REQUIRED WORK =>
a: Name every court case cited in the passage on the tax treatment of separate entities.
b: Summarize the passage on the tax treatment of separate entities in two sentences.
c: Carry the passage on the tax treatment of separate entities forward from its last sentence.

EXERCISE PASSAGE =>
Segment Open


[18] Generally, the tax law will recognize the existence of separate entities. Moline Properties, Inc. v. Commissioner, 319 U.S. 436 (1943); Deputy v. duPont, 308 U.S. 488 (1940); Durando v. United States, 70 F.3d 548, 551-52 n.9 (9th Cir. 1995); see Crook v. Commissioner, 80 T.C. 27, 32 (1983), affd. without published opinion 747 F.2d 1463 (5th Cir. 1984). In Moline Properties, Inc. v. Commissioner, 319 U.S. 436 (1943), the corporate taxpayer sought to have the gain on the sale of its real property treated as the gain of its sole shareholder and its corporate existence ignored as merely fictitious. The Court concluded that the corporation had a tax identity distinct from its sole shareholder. The Court noted that whether the purpose of a corporate entity is to gain an advantage under the law of the state of incorporation or to avoid or to comply with the demands of creditors, or to serve the creator's personal or undisclosed convenience, so long as that purpose is the equivalent of business activity or is followed by the carrying on of a business by the corporation, the corporation remains a separate taxable entity. (citations omitted). The Court reasoned that in general, in matters relating to the revenue, the corporate form may only be disregarded where it is a sham or unreal.

Segment Closed

EXTRACTED DATA =>

Segment Open

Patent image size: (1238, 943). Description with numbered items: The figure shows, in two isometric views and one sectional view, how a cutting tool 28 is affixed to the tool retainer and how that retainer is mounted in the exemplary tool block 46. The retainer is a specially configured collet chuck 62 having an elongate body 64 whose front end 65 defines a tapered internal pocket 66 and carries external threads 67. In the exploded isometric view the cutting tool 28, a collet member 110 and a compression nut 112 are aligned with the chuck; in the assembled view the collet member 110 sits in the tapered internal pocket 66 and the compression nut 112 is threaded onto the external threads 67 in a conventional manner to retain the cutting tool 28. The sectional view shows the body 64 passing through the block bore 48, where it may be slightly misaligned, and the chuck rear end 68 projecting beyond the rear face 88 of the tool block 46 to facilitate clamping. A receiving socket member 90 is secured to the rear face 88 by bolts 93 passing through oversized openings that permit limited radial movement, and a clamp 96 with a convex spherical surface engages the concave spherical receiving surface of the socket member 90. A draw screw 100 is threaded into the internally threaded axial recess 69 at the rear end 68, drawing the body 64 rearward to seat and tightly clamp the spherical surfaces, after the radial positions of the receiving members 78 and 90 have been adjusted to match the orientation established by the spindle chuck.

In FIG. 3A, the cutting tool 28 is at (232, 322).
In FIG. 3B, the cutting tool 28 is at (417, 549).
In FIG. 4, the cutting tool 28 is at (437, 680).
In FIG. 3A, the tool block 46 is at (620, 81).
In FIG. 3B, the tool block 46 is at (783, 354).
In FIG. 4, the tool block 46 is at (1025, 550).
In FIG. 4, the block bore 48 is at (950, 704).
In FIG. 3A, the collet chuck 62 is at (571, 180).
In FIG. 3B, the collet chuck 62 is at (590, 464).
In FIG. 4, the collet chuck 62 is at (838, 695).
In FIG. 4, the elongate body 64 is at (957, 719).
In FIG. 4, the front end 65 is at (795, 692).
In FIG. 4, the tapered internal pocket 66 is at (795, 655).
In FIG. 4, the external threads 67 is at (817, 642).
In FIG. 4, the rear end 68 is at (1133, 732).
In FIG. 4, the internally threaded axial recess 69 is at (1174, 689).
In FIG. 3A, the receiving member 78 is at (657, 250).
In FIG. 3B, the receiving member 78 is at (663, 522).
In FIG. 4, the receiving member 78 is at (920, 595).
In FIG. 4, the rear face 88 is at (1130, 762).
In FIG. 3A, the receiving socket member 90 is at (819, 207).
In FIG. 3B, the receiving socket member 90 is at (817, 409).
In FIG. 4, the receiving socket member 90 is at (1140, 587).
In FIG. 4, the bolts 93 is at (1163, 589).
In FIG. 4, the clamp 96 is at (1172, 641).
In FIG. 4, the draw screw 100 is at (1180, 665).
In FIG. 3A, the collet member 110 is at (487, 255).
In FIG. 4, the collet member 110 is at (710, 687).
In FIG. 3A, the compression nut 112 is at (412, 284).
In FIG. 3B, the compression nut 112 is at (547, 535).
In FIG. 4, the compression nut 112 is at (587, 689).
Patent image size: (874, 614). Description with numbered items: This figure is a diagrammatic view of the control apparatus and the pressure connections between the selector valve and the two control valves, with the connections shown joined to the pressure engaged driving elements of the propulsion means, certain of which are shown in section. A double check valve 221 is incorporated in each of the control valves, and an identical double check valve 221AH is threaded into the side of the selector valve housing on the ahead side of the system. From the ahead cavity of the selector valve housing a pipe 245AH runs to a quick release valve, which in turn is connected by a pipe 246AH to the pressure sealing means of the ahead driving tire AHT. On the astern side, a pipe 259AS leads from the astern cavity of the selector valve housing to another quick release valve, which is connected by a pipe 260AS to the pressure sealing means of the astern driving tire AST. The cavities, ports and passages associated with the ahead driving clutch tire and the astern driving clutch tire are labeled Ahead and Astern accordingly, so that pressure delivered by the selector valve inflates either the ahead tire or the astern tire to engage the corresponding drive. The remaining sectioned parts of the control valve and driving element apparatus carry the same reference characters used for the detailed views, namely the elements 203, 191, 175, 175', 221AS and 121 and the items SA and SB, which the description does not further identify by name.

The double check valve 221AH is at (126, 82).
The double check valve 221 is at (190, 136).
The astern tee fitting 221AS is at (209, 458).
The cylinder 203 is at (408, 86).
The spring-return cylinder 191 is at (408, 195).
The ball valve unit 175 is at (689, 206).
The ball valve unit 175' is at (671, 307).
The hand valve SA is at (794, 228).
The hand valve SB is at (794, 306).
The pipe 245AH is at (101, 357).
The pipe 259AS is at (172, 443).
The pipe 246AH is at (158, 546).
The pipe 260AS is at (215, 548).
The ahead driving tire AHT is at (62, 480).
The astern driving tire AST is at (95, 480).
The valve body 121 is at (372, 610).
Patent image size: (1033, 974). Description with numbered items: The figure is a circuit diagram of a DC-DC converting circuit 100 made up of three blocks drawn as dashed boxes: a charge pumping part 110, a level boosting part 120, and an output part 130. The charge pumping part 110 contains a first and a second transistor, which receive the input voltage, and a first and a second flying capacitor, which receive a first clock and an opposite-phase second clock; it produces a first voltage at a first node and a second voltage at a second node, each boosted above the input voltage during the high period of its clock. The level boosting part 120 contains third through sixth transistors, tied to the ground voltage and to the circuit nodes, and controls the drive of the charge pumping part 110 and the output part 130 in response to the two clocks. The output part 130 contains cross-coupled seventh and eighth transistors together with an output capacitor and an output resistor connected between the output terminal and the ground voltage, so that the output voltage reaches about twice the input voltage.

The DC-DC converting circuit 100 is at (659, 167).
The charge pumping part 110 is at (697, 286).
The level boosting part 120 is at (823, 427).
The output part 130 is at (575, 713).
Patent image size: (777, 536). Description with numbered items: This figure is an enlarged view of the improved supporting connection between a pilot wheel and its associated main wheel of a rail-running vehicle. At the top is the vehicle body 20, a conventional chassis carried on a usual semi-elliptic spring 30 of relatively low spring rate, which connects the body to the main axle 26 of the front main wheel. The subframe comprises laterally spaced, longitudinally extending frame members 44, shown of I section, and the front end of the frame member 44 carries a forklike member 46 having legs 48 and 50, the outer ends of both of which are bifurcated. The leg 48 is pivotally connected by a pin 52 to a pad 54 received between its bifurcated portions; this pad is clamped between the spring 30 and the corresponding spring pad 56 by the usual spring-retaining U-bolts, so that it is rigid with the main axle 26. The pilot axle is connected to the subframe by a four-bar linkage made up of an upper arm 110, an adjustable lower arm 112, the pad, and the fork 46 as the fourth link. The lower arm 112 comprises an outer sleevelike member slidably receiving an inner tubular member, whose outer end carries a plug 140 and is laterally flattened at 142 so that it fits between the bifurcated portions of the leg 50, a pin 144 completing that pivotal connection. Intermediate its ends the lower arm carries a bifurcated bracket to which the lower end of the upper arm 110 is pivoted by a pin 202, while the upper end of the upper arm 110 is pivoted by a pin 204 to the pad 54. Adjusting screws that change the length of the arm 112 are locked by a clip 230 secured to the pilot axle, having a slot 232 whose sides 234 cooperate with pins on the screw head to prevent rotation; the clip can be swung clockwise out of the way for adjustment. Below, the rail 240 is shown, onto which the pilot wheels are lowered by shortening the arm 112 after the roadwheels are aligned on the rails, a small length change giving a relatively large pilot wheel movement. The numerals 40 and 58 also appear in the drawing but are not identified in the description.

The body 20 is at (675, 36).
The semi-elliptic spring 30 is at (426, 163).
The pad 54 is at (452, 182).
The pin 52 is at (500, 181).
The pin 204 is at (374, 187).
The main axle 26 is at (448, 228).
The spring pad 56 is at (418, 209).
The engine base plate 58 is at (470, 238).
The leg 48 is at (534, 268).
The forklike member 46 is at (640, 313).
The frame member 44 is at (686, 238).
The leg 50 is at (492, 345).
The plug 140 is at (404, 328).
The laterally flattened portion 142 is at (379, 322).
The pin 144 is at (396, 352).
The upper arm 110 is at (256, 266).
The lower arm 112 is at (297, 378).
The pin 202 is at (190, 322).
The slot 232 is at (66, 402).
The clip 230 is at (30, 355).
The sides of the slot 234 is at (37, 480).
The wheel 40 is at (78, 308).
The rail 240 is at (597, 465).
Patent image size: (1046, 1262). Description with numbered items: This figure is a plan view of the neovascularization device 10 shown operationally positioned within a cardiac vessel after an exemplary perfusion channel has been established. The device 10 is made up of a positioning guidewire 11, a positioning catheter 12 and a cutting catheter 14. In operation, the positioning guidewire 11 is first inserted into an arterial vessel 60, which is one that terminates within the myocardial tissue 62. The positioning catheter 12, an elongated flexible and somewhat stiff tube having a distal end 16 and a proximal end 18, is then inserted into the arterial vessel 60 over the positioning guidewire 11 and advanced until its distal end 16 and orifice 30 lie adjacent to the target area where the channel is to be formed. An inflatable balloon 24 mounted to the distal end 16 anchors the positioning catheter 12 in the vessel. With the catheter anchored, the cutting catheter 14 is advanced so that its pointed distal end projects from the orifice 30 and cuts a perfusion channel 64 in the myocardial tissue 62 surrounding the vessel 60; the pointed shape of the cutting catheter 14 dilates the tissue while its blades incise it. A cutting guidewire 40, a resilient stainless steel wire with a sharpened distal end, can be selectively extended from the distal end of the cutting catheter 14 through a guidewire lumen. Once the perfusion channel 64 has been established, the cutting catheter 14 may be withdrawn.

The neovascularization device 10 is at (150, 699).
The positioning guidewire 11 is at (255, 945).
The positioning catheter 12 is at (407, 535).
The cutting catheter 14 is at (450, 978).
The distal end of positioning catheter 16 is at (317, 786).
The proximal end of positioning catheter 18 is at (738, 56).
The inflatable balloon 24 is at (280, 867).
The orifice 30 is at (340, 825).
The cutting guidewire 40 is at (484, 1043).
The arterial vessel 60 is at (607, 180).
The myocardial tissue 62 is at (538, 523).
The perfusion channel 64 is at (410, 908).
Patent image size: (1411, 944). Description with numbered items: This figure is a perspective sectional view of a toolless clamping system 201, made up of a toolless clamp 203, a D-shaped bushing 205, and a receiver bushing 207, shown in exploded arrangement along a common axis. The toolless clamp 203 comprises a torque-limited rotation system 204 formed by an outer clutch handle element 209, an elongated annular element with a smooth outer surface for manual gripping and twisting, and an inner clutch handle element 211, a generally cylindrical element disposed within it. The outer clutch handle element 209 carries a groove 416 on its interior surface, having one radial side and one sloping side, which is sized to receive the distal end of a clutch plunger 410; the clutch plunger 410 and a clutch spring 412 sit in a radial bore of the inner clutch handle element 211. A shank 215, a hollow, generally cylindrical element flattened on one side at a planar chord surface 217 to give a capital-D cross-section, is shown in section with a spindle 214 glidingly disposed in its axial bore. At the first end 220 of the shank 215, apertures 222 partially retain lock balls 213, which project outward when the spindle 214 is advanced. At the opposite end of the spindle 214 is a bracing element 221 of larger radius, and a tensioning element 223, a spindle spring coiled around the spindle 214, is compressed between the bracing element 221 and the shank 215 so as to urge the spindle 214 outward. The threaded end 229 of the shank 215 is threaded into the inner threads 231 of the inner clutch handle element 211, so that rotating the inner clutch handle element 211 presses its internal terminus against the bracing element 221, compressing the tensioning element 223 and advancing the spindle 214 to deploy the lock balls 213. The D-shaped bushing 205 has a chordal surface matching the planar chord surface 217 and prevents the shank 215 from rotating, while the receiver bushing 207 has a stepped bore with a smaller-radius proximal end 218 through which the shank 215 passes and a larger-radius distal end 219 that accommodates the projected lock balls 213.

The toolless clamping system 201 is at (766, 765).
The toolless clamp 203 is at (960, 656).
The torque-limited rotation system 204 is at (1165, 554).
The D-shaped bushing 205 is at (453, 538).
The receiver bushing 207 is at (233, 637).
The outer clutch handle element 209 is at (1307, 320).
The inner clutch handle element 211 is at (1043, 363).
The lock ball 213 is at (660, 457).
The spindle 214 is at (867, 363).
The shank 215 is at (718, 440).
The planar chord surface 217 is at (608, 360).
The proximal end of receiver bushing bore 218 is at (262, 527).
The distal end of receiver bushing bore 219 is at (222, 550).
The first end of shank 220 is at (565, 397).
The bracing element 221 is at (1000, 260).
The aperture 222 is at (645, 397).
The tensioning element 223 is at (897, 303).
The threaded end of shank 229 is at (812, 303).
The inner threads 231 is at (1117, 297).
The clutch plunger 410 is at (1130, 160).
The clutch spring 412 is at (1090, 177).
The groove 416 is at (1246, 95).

Segment Closed

ANSWER SET =>
a:
Moline Properties, Inc. v. Commissioner
Deputy v. duPont
Durando v. United States
Crook v. Commissioner

b: Tax law generally recognizes separate entities. In Moline Properties, the Supreme Court refused to treat a corporation's gain on its real property sale as its sole shareholder's, holding that a corporation remains a separate taxable entity if its purpose is equivalent to business activity or is followed by business, and that the corporate form may be disregarded only where it is a sham or unreal.

c:
[19] In Catalano v. Commissioner, 240 F.3d 842 (9th Cir. 2001), the taxpayer was the sole shareholder of an S corporation. Taxpayer leased three boats to his S corporation. The corporation deducted the lease payments on its federal corporate income tax returns, and the deductions reduced the corporate income that was passed through to the taxpayer. The taxpayer reported the rental payments as income. The Tax Court found that the boats constituted entertainment facilities, and denied the deductions to the corporation under § 274(a)(1)(B). The taxpayer argued that the disallowance of the corporate-level deduction should result in an offsetting adjustment to his individual income because the individual taxpayer and the S corporation are really a single taxpayer for tax purposes. The court disallowed the offsetting adjustments to the taxpayer's income based on the fundamental principal that an S corporation is a separate entity from its shareholders.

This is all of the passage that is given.